- **What you are asked to do**:
Work out how many lines in the entries contain the string "前方碰撞预警", and give nothing but that number.

▶

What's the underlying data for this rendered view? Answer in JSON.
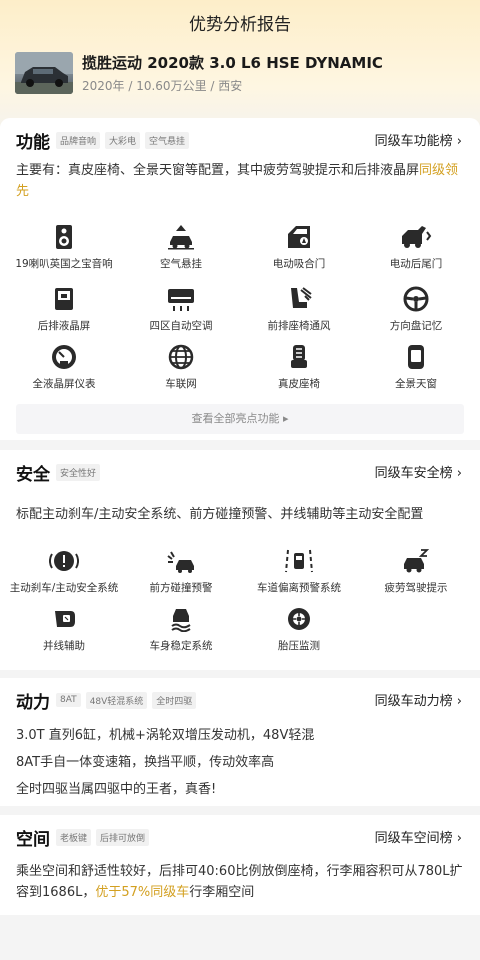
{
  "page_title": "优势分析报告",
  "car": {
    "title": "揽胜运动 2020款 3.0 L6 HSE DYNAMIC",
    "meta": "2020年 / 10.60万公里 / 西安"
  },
  "function_section": {
    "title": "功能",
    "tags": [
      "品牌音响",
      "大彩电",
      "空气悬挂"
    ],
    "rank_link": "同级车功能榜 ›",
    "desc_prefix": "主要有：真皮座椅、全景天窗等配置，其中疲劳驾驶提示和后排液晶屏",
    "desc_highlight": "同级领先",
    "features": [
      {
        "label": "19喇叭英国之宝音响",
        "icon": "speaker-icon"
      },
      {
        "label": "空气悬挂",
        "icon": "air-suspension-icon"
      },
      {
        "label": "电动吸合门",
        "icon": "door-icon"
      },
      {
        "label": "电动后尾门",
        "icon": "tailgate-icon"
      },
      {
        "label": "后排液晶屏",
        "icon": "rear-screen-icon"
      },
      {
        "label": "四区自动空调",
        "icon": "air-conditioner-icon"
      },
      {
        "label": "前排座椅通风",
        "icon": "seat-ventilation-icon"
      },
      {
        "label": "方向盘记忆",
        "icon": "steering-wheel-icon"
      },
      {
        "label": "全液晶屏仪表",
        "icon": "lcd-gauge-icon"
      },
      {
        "label": "车联网",
        "icon": "globe-icon"
      },
      {
        "label": "真皮座椅",
        "icon": "leather-seat-icon"
      },
      {
        "label": "全景天窗",
        "icon": "sunroof-icon"
      }
    ],
    "view_all": "查看全部亮点功能 ▸"
  },
  "safety_section": {
    "title": "安全",
    "tags": [
      "安全性好"
    ],
    "rank_link": "同级车安全榜 ›",
    "desc": "标配主动刹车/主动安全系统、前方碰撞预警、并线辅助等主动安全配置",
    "features": [
      {
        "label": "主动刹车/主动安全系统",
        "icon": "brake-icon"
      },
      {
        "label": "前方碰撞预警",
        "icon": "collision-warning-icon"
      },
      {
        "label": "车道偏离预警系统",
        "icon": "lane-departure-icon"
      },
      {
        "label": "疲劳驾驶提示",
        "icon": "fatigue-icon"
      },
      {
        "label": "并线辅助",
        "icon": "mirror-icon"
      },
      {
        "label": "车身稳定系统",
        "icon": "stability-icon"
      },
      {
        "label": "胎压监测",
        "icon": "tire-icon"
      }
    ]
  },
  "power_section": {
    "title": "动力",
    "tags": [
      "8AT",
      "48V轻混系统",
      "全时四驱"
    ],
    "rank_link": "同级车动力榜 ›",
    "lines": [
      "3.0T 直列6缸，机械+涡轮双增压发动机，48V轻混",
      "8AT手自一体变速箱，换挡平顺，传动效率高",
      "全时四驱当属四驱中的王者，真香!"
    ]
  },
  "space_section": {
    "title": "空间",
    "tags": [
      "老板键",
      "后排可放倒"
    ],
    "rank_link": "同级车空间榜 ›",
    "desc_prefix": "乘坐空间和舒适性较好，后排可40:60比例放倒座椅，行李厢容积可从780L扩容到1686L，",
    "desc_highlight": "优于57%同级车",
    "desc_suffix": "行李厢空间"
  },
  "colors": {
    "highlight": "#d3a021",
    "header_bg": "#fdeec9"
  }
}
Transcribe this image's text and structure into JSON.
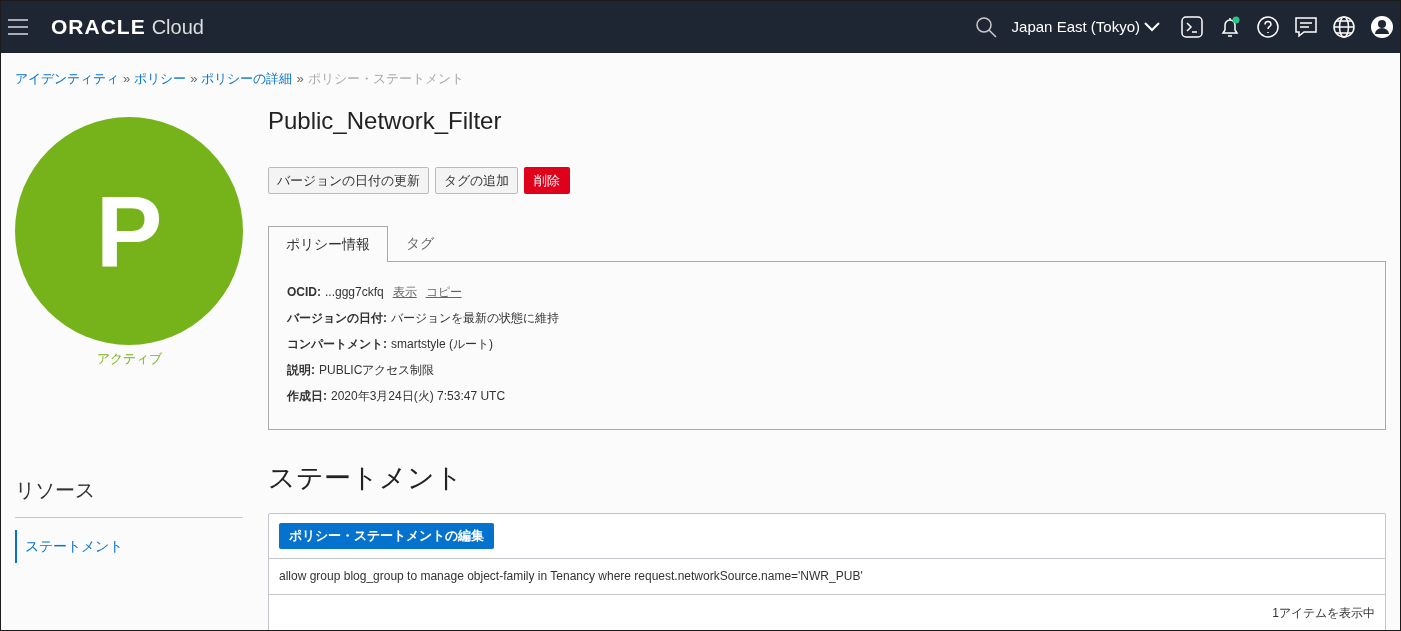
{
  "header": {
    "logo_brand": "ORACLE",
    "logo_product": "Cloud",
    "region": "Japan East (Tokyo)",
    "notification_dot": true
  },
  "breadcrumb": [
    {
      "label": "アイデンティティ",
      "kind": "link"
    },
    {
      "label": "ポリシー",
      "kind": "link"
    },
    {
      "label": "ポリシーの詳細",
      "kind": "link"
    },
    {
      "label": "ポリシー・ステートメント",
      "kind": "current"
    }
  ],
  "breadcrumb_separator": "»",
  "avatar": {
    "letter": "P",
    "status": "アクティブ"
  },
  "title": "Public_Network_Filter",
  "actions": [
    {
      "label": "バージョンの日付の更新",
      "kind": "default"
    },
    {
      "label": "タグの追加",
      "kind": "default"
    },
    {
      "label": "削除",
      "kind": "danger"
    }
  ],
  "tabs": [
    {
      "label": "ポリシー情報",
      "selected": true
    },
    {
      "label": "タグ",
      "selected": false
    }
  ],
  "details": [
    {
      "label": "OCID:",
      "value": "...ggg7ckfq",
      "links": [
        "表示",
        "コピー"
      ]
    },
    {
      "label": "バージョンの日付:",
      "value": "バージョンを最新の状態に維持"
    },
    {
      "label": "コンパートメント:",
      "value": "smartstyle (ルート)"
    },
    {
      "label": "説明:",
      "value": "PUBLICアクセス制限"
    },
    {
      "label": "作成日:",
      "value": "2020年3月24日(火) 7:53:47 UTC"
    }
  ],
  "resources": {
    "heading": "リソース",
    "items": [
      {
        "label": "ステートメント",
        "selected": true
      }
    ]
  },
  "statements": {
    "heading": "ステートメント",
    "edit_button": "ポリシー・ステートメントの編集",
    "rows": [
      "allow group blog_group to manage object-family in Tenancy where request.networkSource.name='NWR_PUB'"
    ],
    "footer": "1アイテムを表示中"
  }
}
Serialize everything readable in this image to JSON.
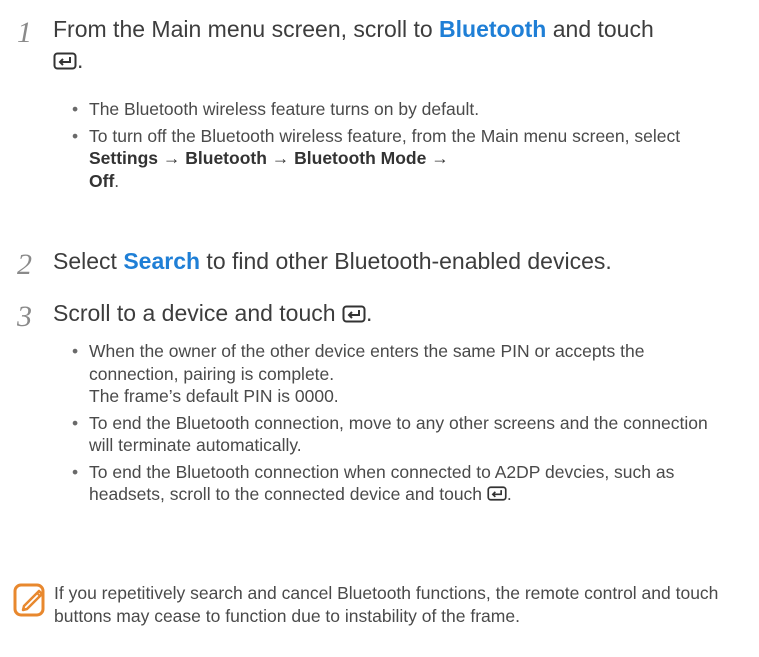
{
  "steps": [
    {
      "number": "1",
      "text_parts": [
        "From the Main menu screen, scroll to ",
        "Bluetooth",
        " and touch",
        "."
      ],
      "bullets": [
        {
          "text": "The Bluetooth wireless feature turns on by default."
        },
        {
          "parts": [
            "To turn off the Bluetooth wireless feature, from the Main menu screen, select ",
            "Settings → Bluetooth → Bluetooth Mode →",
            "Off",
            "."
          ]
        }
      ]
    },
    {
      "number": "2",
      "text_parts": [
        "Select ",
        "Search",
        " to find other Bluetooth-enabled devices."
      ]
    },
    {
      "number": "3",
      "text_parts": [
        "Scroll to a device and touch",
        "."
      ],
      "bullets": [
        {
          "line1": "When the owner of the other device enters the same PIN or accepts the connection, pairing is complete.",
          "line2": "The frame’s default PIN is 0000."
        },
        {
          "text": "To end the Bluetooth connection, move to any other screens and the connection will terminate automatically."
        },
        {
          "parts": [
            "To end the Bluetooth connection when connected to A2DP devcies, such as headsets, scroll to the connected device and touch",
            "."
          ]
        }
      ]
    }
  ],
  "note": {
    "icon": "note-pencil-icon",
    "text": "If you repetitively search and cancel Bluetooth functions, the remote control and touch buttons may cease to function due to instability of the frame."
  },
  "colors": {
    "highlight": "#1f7fd6",
    "note_icon": "#e8882e"
  }
}
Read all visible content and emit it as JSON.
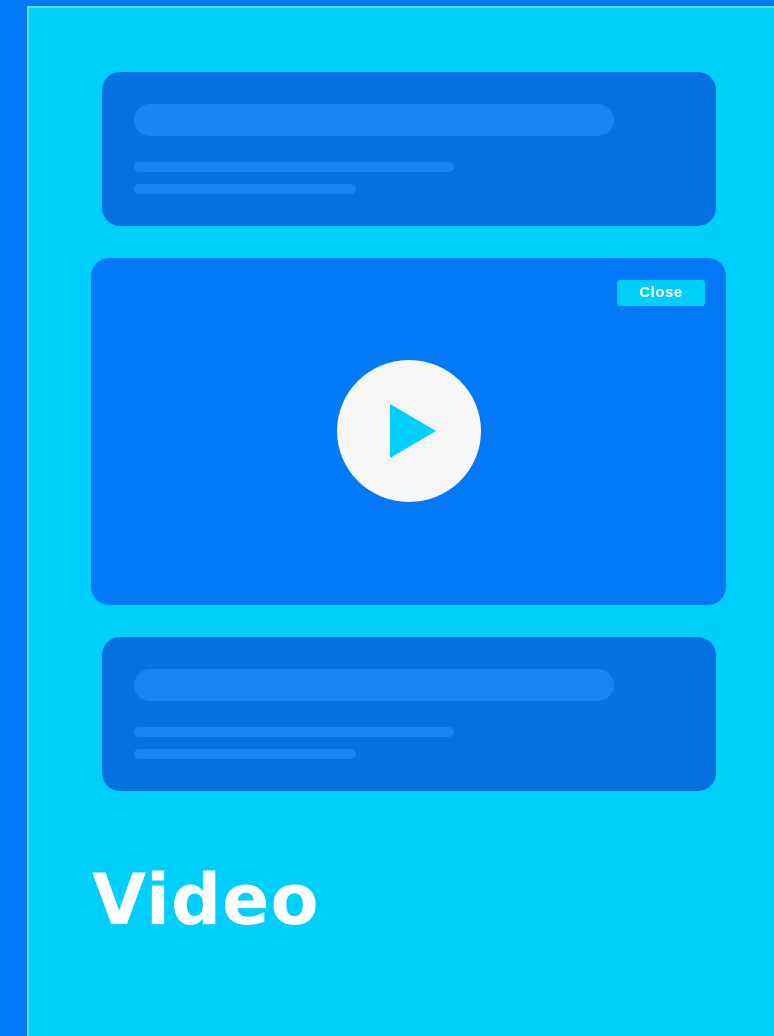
{
  "video_player": {
    "close_label": "Close",
    "play_icon": "play-icon"
  },
  "caption": {
    "title": "Video"
  },
  "colors": {
    "background": "#0379f6",
    "panel": "#00cffc",
    "card": "#0571e3",
    "skeleton": "#1a83f6",
    "play_button": "#f7f7f7",
    "text": "#ffffff"
  }
}
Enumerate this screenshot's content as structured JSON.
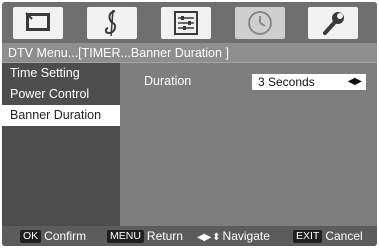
{
  "icons": [
    {
      "name": "tv-picture-icon",
      "active": false
    },
    {
      "name": "music-note-icon",
      "active": false
    },
    {
      "name": "settings-sliders-icon",
      "active": false
    },
    {
      "name": "clock-icon",
      "active": true
    },
    {
      "name": "wrench-icon",
      "active": false
    }
  ],
  "breadcrumb": "DTV Menu...[TIMER...Banner Duration ]",
  "sidebar": {
    "items": [
      {
        "label": "Time Setting"
      },
      {
        "label": "Power Control"
      },
      {
        "label": "Banner Duration"
      }
    ],
    "selected_index": 2
  },
  "setting": {
    "label": "Duration",
    "value": "3 Seconds",
    "arrows": "◀▶"
  },
  "footer": {
    "ok": {
      "key": "OK",
      "label": "Confirm"
    },
    "menu": {
      "key": "MENU",
      "label": "Return"
    },
    "navigate": {
      "arrows": "◀▶ ⬍",
      "label": "Navigate"
    },
    "exit": {
      "key": "EXIT",
      "label": "Cancel"
    }
  },
  "colors": {
    "panel": "#7a7a7a",
    "sidebar": "#4d4d4d",
    "selected_bg": "#ffffff",
    "footer": "#5c5c5c"
  }
}
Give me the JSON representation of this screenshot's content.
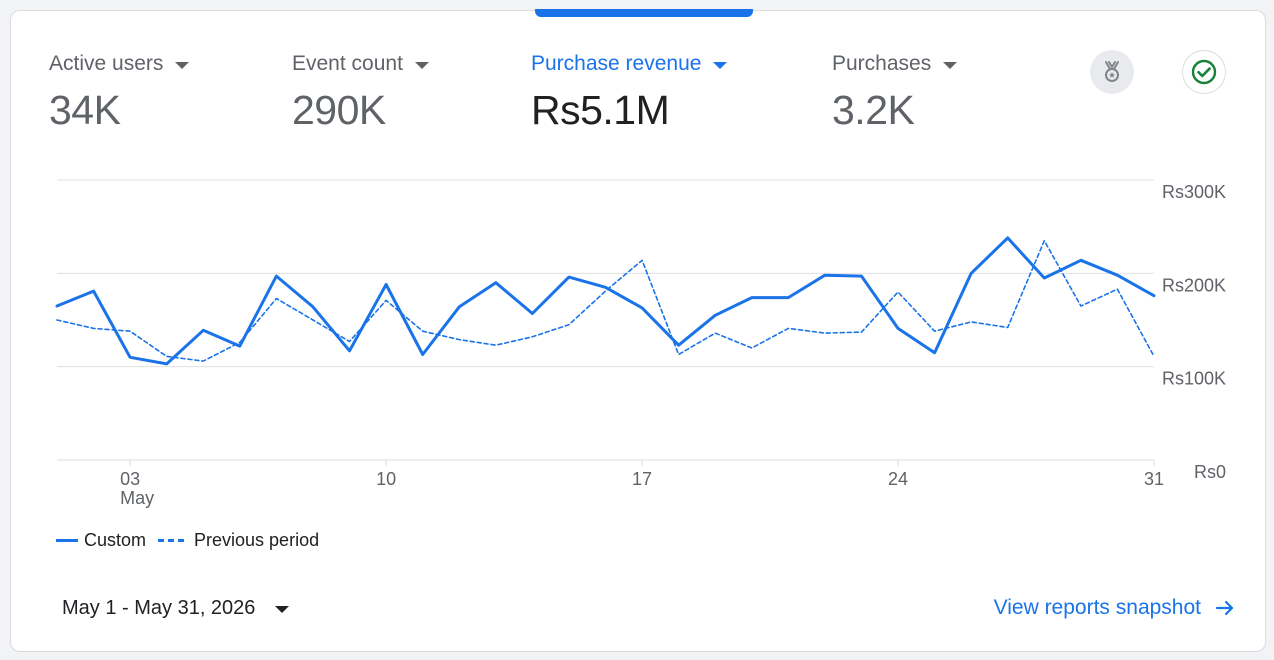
{
  "metrics": [
    {
      "label": "Active users",
      "value": "34K",
      "active": false
    },
    {
      "label": "Event count",
      "value": "290K",
      "active": false
    },
    {
      "label": "Purchase revenue",
      "value": "Rs5.1M",
      "active": true
    },
    {
      "label": "Purchases",
      "value": "3.2K",
      "active": false
    }
  ],
  "icons": {
    "insight": "medal-icon",
    "check": "check-circle-icon"
  },
  "colors": {
    "accent": "#1a73e8",
    "text_primary": "#202124",
    "text_secondary": "#5f6368",
    "grid": "#e0e0e0"
  },
  "chart_data": {
    "type": "line",
    "x": [
      1,
      2,
      3,
      4,
      5,
      6,
      7,
      8,
      9,
      10,
      11,
      12,
      13,
      14,
      15,
      16,
      17,
      18,
      19,
      20,
      21,
      22,
      23,
      24,
      25,
      26,
      27,
      28,
      29,
      30,
      31
    ],
    "x_ticks": [
      {
        "day": 3,
        "label": "03",
        "sublabel": "May"
      },
      {
        "day": 10,
        "label": "10",
        "sublabel": ""
      },
      {
        "day": 17,
        "label": "17",
        "sublabel": ""
      },
      {
        "day": 24,
        "label": "24",
        "sublabel": ""
      },
      {
        "day": 31,
        "label": "31",
        "sublabel": ""
      }
    ],
    "y_ticks": [
      {
        "value": 300000,
        "label": "Rs300K"
      },
      {
        "value": 200000,
        "label": "Rs200K"
      },
      {
        "value": 100000,
        "label": "Rs100K"
      },
      {
        "value": 0,
        "label": "Rs0"
      }
    ],
    "ylim": [
      0,
      300000
    ],
    "grid": true,
    "legend_position": "bottom-left",
    "series": [
      {
        "name": "Custom",
        "style": "solid",
        "values": [
          165000,
          181000,
          110000,
          103000,
          139000,
          122000,
          197000,
          164000,
          117000,
          188000,
          113000,
          164000,
          190000,
          157000,
          196000,
          185000,
          163000,
          123000,
          155000,
          174000,
          174000,
          198000,
          197000,
          141000,
          115000,
          200000,
          238000,
          195000,
          214000,
          198000,
          176000
        ]
      },
      {
        "name": "Previous period",
        "style": "dashed",
        "values": [
          150000,
          141000,
          138000,
          111000,
          106000,
          126000,
          173000,
          150000,
          127000,
          171000,
          138000,
          129000,
          123000,
          132000,
          145000,
          181000,
          214000,
          113000,
          136000,
          120000,
          141000,
          136000,
          137000,
          180000,
          138000,
          148000,
          142000,
          235000,
          165000,
          183000,
          111000
        ]
      }
    ]
  },
  "footer": {
    "date_range": "May 1 - May 31, 2026",
    "snapshot_link": "View reports snapshot"
  }
}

◀

- **Exercise output**:
2